■ **Given task**
From the entries below, copy every line that holds the word "皆可征于集".

Data records:

——

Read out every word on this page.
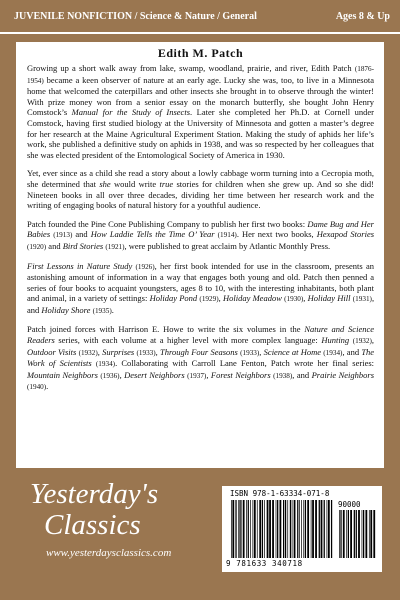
JUVENILE NONFICTION / Science & Nature / General	Ages 8 & Up
Edith M. Patch

Growing up a short walk away from lake, swamp, woodland, prairie, and river, Edith Patch (1876-1954) became a keen observer of nature at an early age. Lucky she was, too, to live in a Minnesota home that welcomed the caterpillars and other insects she brought in to observe through the winter! With prize money won from a senior essay on the monarch butterfly, she bought John Henry Comstock’s Manual for the Study of Insects. Later she completed her Ph.D. at Cornell under Comstock, having first studied biology at the University of Minnesota and gotten a master’s degree for her research at the Maine Agricultural Experiment Station. Making the study of aphids her life’s work, she published a definitive study on aphids in 1938, and was so respected by her colleagues that she was elected president of the Entomological Society of America in 1930.

Yet, ever since as a child she read a story about a lowly cabbage worm turning into a Cecropia moth, she determined that she would write true stories for children when she grew up. And so she did! Nineteen books in all over three decades, dividing her time between her research work and the writing of engaging books of natural history for a youthful audience.

Patch founded the Pine Cone Publishing Company to publish her first two books: Dame Bug and Her Babies (1913) and How Laddie Tells the Time O’ Year (1914). Her next two books, Hexapod Stories (1920) and Bird Stories (1921), were published to great acclaim by Atlantic Monthly Press.

First Lessons in Nature Study (1926), her first book intended for use in the classroom, presents an astonishing amount of information in a way that engages both young and old. Patch then penned a series of four books to acquaint youngsters, ages 8 to 10, with the interesting inhabitants, both plant and animal, in a variety of settings: Holiday Pond (1929), Holiday Meadow (1930), Holiday Hill (1931), and Holiday Shore (1935).

Patch joined forces with Harrison E. Howe to write the six volumes in the Nature and Science Readers series, with each volume at a higher level with more complex language: Hunting (1932), Outdoor Visits (1932), Surprises (1933), Through Four Seasons (1933), Science at Home (1934), and The Work of Scientists (1934). Collaborating with Carroll Lane Fenton, Patch wrote her final series: Mountain Neighbors (1936), Desert Neighbors (1937), Forest Neighbors (1938), and Prairie Neighbors (1940).

Yesterday's
Classics
www.yesterdaysclassics.com
ISBN 978-1-63334-071-8
90000
9 781633 340718
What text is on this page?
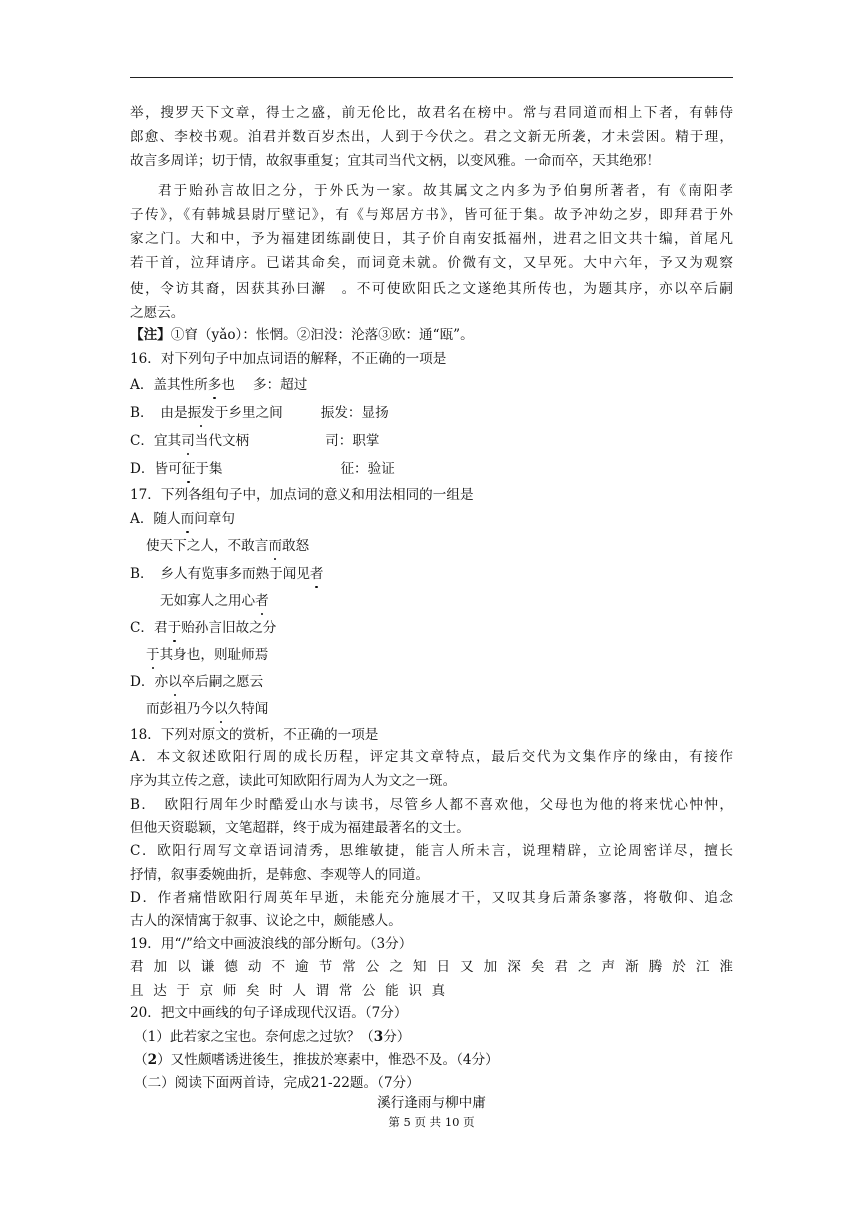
举，搜罗天下文章，得士之盛，前无伦比，故君名在榜中。常与君同道而相上下者，有韩侍
郎愈、李校书观。洎君并数百岁杰出，人到于今伏之。君之文新无所袭，才未尝困。精于理，
故言多周详；切于情，故叙事重复；宜其司当代文柄，以变风雅。一命而卒，天其绝邪！
君于贻孙言故旧之分，于外氏为一家。故其属文之内多为予伯舅所著者，有《南阳孝
子传》，《有韩城县尉厅壁记》，有《与郑居方书》，皆可征于集。故予冲幼之岁，即拜君于外
家之门。大和中，予为福建团练副使日，其子价自南安抵福州，进君之旧文共十编，首尾凡
若干首，泣拜请序。已诺其命矣，而词竟未就。价微有文，又早死。大中六年，予又为观察
使，令访其裔，因获其孙曰澥　。不可使欧阳氏之文遂绝其所传也，为题其序，亦以卒后嗣
之愿云。
【注】①窅（yǎo）：怅惘。②汩没：沦落③欧：通“瓯”。
16．对下列句子中加点词语的解释，不正确的一项是
A．盖其性所多也 多：超过
B．　由是振发于乡里之间	振发：显扬
C．宜其司当代文柄	司：职掌
D．皆可征于集	征：验证
17．下列各组句子中，加点词的意义和用法相同的一组是
A．随人而问章句
使天下之人，不敢言而敢怒
B．　乡人有览事多而熟于闻见者
无如寡人之用心者
C．君于贻孙言旧故之分
于其身也，则耻师焉
D．亦以卒后嗣之愿云
而彭祖乃今以久特闻
18．下列对原文的赏析，不正确的一项是
A．本文叙述欧阳行周的成长历程，评定其文章特点，最后交代为文集作序的缘由，有接作
序为其立传之意，读此可知欧阳行周为人为文之一斑。
B．　欧阳行周年少时酷爱山水与读书，尽管乡人都不喜欢他，父母也为他的将来忧心忡忡，
但他天资聪颖，文笔超群，终于成为福建最著名的文士。
C．欧阳行周写文章语词清秀，思维敏捷，能言人所未言，说理精辟，立论周密详尽，擅长
抒情，叙事委婉曲折，是韩愈、李观等人的同道。
D．作者痛惜欧阳行周英年早逝，未能充分施展才干，又叹其身后萧条寥落，将敬仰、追念
古人的深情寓于叙事、议论之中，颇能感人。
19．用“/”给文中画波浪线的部分断句。（3分）
君加以谦德动不逾节常公之知日又加深矣君之声渐腾於江淮
且达于京师矣时人谓常公能识真
20．把文中画线的句子译成现代汉语。（7分）
（1）此若家之宝也。奈何虑之过欤？（3分）
（2）又性颇嗜诱进後生，推拔於寒素中，惟恐不及。（4分）
（二）阅读下面两首诗，完成21-22题。（7分）
溪行逢雨与柳中庸
第 5 页 共 10 页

——

■ **Result of the task**
子传》，《有韩城县尉厅壁记》，有《与郑居方书》，皆可征于集。故予冲幼之岁，即拜君于外
D．皆可征于集	征：验证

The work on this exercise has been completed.